The problem:
Select from the data all lines with the word "Output".

— start of Exercise materials —

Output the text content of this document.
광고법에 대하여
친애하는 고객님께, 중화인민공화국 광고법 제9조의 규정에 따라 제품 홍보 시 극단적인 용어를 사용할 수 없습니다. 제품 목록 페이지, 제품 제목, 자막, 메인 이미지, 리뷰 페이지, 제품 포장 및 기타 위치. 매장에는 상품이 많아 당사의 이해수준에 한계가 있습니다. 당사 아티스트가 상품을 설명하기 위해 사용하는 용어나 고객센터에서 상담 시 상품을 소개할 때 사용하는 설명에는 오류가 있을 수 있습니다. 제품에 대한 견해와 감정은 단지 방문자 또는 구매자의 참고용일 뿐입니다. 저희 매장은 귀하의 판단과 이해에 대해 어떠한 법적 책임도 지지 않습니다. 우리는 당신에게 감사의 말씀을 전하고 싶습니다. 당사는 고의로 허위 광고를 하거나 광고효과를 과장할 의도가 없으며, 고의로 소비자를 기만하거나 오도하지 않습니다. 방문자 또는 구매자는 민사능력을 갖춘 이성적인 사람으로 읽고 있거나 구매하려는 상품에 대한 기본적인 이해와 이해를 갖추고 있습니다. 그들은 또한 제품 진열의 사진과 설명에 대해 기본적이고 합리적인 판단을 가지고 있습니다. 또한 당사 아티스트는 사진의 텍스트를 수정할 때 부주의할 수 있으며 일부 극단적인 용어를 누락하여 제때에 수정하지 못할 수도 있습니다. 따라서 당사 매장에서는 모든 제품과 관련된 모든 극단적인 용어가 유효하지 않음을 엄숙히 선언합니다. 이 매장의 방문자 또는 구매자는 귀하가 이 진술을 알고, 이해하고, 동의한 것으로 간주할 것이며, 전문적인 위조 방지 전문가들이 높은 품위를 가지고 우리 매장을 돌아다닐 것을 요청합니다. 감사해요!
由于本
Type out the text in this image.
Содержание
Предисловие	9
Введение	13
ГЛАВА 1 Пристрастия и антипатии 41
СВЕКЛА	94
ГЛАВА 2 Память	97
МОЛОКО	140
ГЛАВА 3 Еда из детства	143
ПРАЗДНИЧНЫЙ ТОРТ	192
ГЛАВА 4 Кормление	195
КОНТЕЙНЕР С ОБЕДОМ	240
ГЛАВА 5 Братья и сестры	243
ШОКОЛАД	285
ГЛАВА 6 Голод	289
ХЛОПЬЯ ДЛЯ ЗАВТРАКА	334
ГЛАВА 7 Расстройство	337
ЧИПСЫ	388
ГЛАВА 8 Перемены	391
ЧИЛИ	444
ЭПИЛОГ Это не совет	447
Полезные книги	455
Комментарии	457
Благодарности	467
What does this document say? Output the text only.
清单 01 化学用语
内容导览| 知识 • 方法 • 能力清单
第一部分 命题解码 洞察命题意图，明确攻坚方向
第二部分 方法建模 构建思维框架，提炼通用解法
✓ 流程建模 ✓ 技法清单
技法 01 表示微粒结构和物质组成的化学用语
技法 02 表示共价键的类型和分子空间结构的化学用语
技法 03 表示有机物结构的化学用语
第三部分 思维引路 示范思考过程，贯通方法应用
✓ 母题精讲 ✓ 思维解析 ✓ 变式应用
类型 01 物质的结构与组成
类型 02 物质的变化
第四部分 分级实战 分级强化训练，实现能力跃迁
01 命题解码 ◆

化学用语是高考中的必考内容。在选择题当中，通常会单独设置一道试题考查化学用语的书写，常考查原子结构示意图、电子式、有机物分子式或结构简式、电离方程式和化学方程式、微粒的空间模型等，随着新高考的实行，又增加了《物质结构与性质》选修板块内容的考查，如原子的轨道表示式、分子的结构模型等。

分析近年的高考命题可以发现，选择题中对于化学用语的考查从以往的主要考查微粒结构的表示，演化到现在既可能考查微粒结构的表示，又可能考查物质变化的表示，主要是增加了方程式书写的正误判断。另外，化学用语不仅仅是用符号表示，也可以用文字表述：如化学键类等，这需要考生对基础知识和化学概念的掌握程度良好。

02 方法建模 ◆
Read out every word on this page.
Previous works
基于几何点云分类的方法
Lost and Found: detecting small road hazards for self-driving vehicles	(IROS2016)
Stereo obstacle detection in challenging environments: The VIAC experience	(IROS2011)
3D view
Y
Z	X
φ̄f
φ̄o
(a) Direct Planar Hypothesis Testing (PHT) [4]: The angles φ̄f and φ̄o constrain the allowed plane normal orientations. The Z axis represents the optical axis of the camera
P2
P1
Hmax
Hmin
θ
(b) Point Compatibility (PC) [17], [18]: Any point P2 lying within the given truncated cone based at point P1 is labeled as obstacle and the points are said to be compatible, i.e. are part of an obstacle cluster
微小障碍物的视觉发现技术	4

— end of Exercise materials —

Solved exercise:
Output the text content of this document.
What does this document say? Output the text only.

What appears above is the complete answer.